(begin)

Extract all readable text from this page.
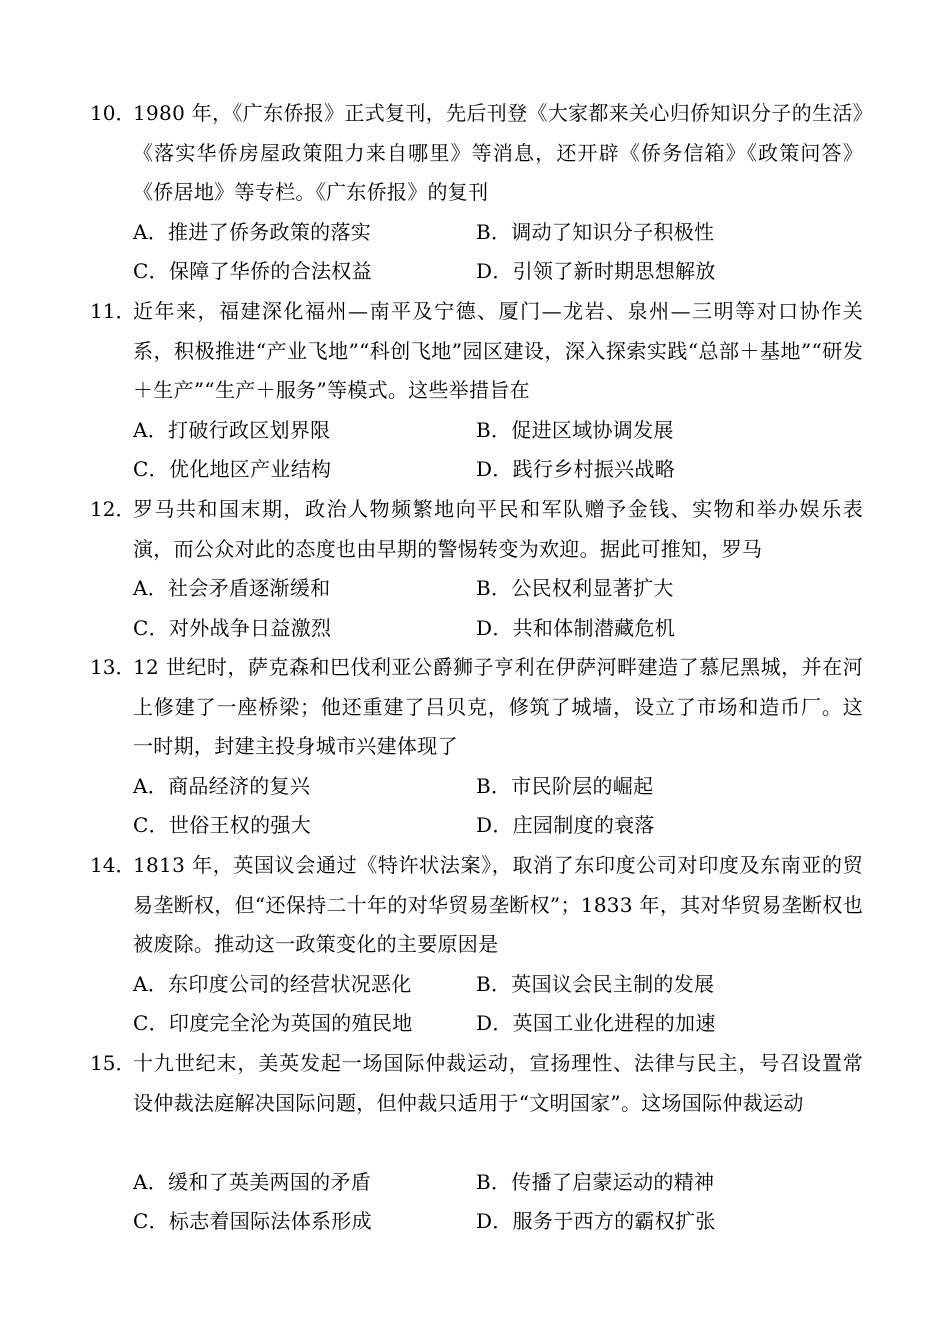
10．
1980 年，《广东侨报》正式复刊，先后刊登《大家都来关心归侨知识分子的生活》《落实华侨房屋政策阻力来自哪里》等消息，还开辟《侨务信箱》《政策问答》《侨居地》等专栏。《广东侨报》的复刊
A．推进了侨务政策的落实	B．调动了知识分子积极性
C．保障了华侨的合法权益	D．引领了新时期思想解放
11．
近年来，福建深化福州—南平及宁德、厦门—龙岩、泉州—三明等对口协作关系，积极推进“产业飞地”“科创飞地”园区建设，深入探索实践“总部＋基地”“研发＋生产”“生产＋服务”等模式。这些举措旨在
A．打破行政区划界限	B．促进区域协调发展
C．优化地区产业结构	D．践行乡村振兴战略
12．
罗马共和国末期，政治人物频繁地向平民和军队赠予金钱、实物和举办娱乐表演，而公众对此的态度也由早期的警惕转变为欢迎。据此可推知，罗马
A．社会矛盾逐渐缓和	B．公民权利显著扩大
C．对外战争日益激烈	D．共和体制潜藏危机
13．
12 世纪时，萨克森和巴伐利亚公爵狮子亨利在伊萨河畔建造了慕尼黑城，并在河上修建了一座桥梁；他还重建了吕贝克，修筑了城墙，设立了市场和造币厂。这一时期，封建主投身城市兴建体现了
A．商品经济的复兴	B．市民阶层的崛起
C．世俗王权的强大	D．庄园制度的衰落
14．
1813 年，英国议会通过《特许状法案》，取消了东印度公司对印度及东南亚的贸易垄断权，但“还保持二十年的对华贸易垄断权”；1833 年，其对华贸易垄断权也被废除。推动这一政策变化的主要原因是
A．东印度公司的经营状况恶化	B．英国议会民主制的发展
C．印度完全沦为英国的殖民地	D．英国工业化进程的加速
15．
十九世纪末，美英发起一场国际仲裁运动，宣扬理性、法律与民主，号召设置常设仲裁法庭解决国际问题，但仲裁只适用于“文明国家”。这场国际仲裁运动
A．缓和了英美两国的矛盾	B．传播了启蒙运动的精神
C．标志着国际法体系形成	D．服务于西方的霸权扩张
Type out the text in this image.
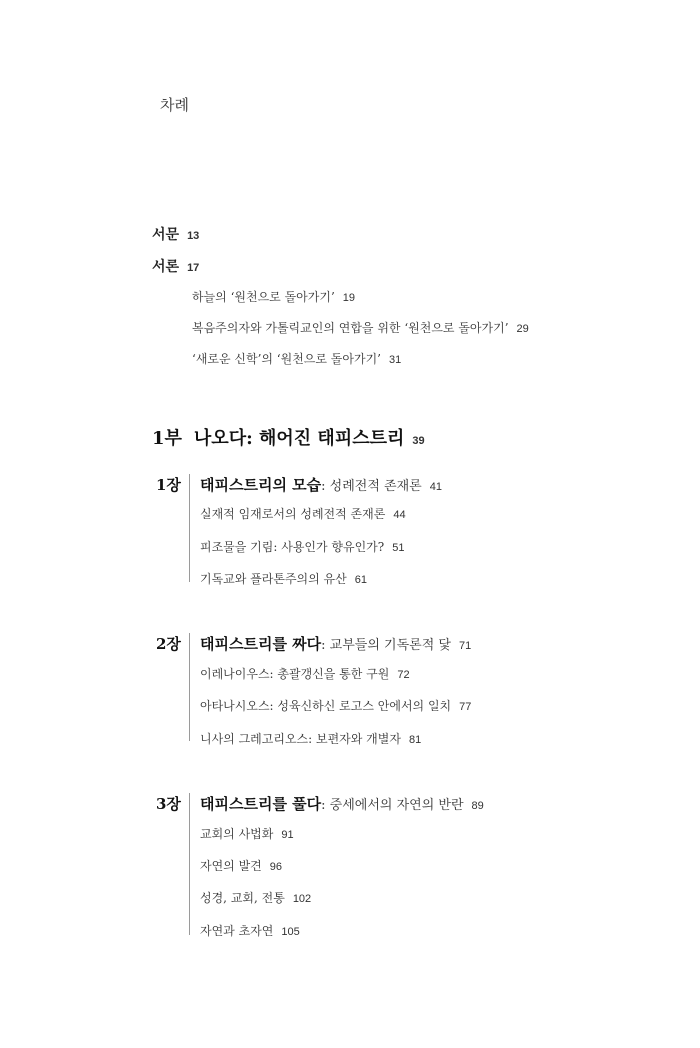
차례
서문 13
서론 17
하늘의 ‘원천으로 돌아가기’ 19
복음주의자와 가톨릭교인의 연합을 위한 ‘원천으로 돌아가기’ 29
‘새로운 신학’의 ‘원천으로 돌아가기’ 31
1부 나오다: 해어진 태피스트리 39
1장 태피스트리의 모습: 성례전적 존재론 41
실재적 임재로서의 성례전적 존재론 44
피조물을 기림: 사용인가 향유인가? 51
기독교와 플라톤주의의 유산 61
2장 태피스트리를 짜다: 교부들의 기독론적 닻 71
이레나이우스: 총괄갱신을 통한 구원 72
아타나시오스: 성육신하신 로고스 안에서의 일치 77
니사의 그레고리오스: 보편자와 개별자 81
3장 태피스트리를 풀다: 중세에서의 자연의 반란 89
교회의 사법화 91
자연의 발견 96
성경, 교회, 전통 102
자연과 초자연 105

(end)

Extract every line of the data exactly; pictures stay out.

**Solution for this problem**
Extract all readable text from this page.
10．
1980 年，《广东侨报》正式复刊，先后刊登《大家都来关心归侨知识分子的生活》《落实华侨房屋政策阻力来自哪里》等消息，还开辟《侨务信箱》《政策问答》《侨居地》等专栏。《广东侨报》的复刊
A．推进了侨务政策的落实	B．调动了知识分子积极性
C．保障了华侨的合法权益	D．引领了新时期思想解放
11．
近年来，福建深化福州—南平及宁德、厦门—龙岩、泉州—三明等对口协作关系，积极推进“产业飞地”“科创飞地”园区建设，深入探索实践“总部＋基地”“研发＋生产”“生产＋服务”等模式。这些举措旨在
A．打破行政区划界限	B．促进区域协调发展
C．优化地区产业结构	D．践行乡村振兴战略
12．
罗马共和国末期，政治人物频繁地向平民和军队赠予金钱、实物和举办娱乐表演，而公众对此的态度也由早期的警惕转变为欢迎。据此可推知，罗马
A．社会矛盾逐渐缓和	B．公民权利显著扩大
C．对外战争日益激烈	D．共和体制潜藏危机
13．
12 世纪时，萨克森和巴伐利亚公爵狮子亨利在伊萨河畔建造了慕尼黑城，并在河上修建了一座桥梁；他还重建了吕贝克，修筑了城墙，设立了市场和造币厂。这一时期，封建主投身城市兴建体现了
A．商品经济的复兴	B．市民阶层的崛起
C．世俗王权的强大	D．庄园制度的衰落
14．
1813 年，英国议会通过《特许状法案》，取消了东印度公司对印度及东南亚的贸易垄断权，但“还保持二十年的对华贸易垄断权”；1833 年，其对华贸易垄断权也被废除。推动这一政策变化的主要原因是
A．东印度公司的经营状况恶化	B．英国议会民主制的发展
C．印度完全沦为英国的殖民地	D．英国工业化进程的加速
15．
十九世纪末，美英发起一场国际仲裁运动，宣扬理性、法律与民主，号召设置常设仲裁法庭解决国际问题，但仲裁只适用于“文明国家”。这场国际仲裁运动
A．缓和了英美两国的矛盾	B．传播了启蒙运动的精神
C．标志着国际法体系形成	D．服务于西方的霸权扩张
Type out the text in this image.
차례
서문 13
서론 17
하늘의 ‘원천으로 돌아가기’ 19
복음주의자와 가톨릭교인의 연합을 위한 ‘원천으로 돌아가기’ 29
‘새로운 신학’의 ‘원천으로 돌아가기’ 31
1부 나오다: 해어진 태피스트리 39
1장 태피스트리의 모습: 성례전적 존재론 41
실재적 임재로서의 성례전적 존재론 44
피조물을 기림: 사용인가 향유인가? 51
기독교와 플라톤주의의 유산 61
2장 태피스트리를 짜다: 교부들의 기독론적 닻 71
이레나이우스: 총괄갱신을 통한 구원 72
아타나시오스: 성육신하신 로고스 안에서의 일치 77
니사의 그레고리오스: 보편자와 개별자 81
3장 태피스트리를 풀다: 중세에서의 자연의 반란 89
교회의 사법화 91
자연의 발견 96
성경, 교회, 전통 102
자연과 초자연 105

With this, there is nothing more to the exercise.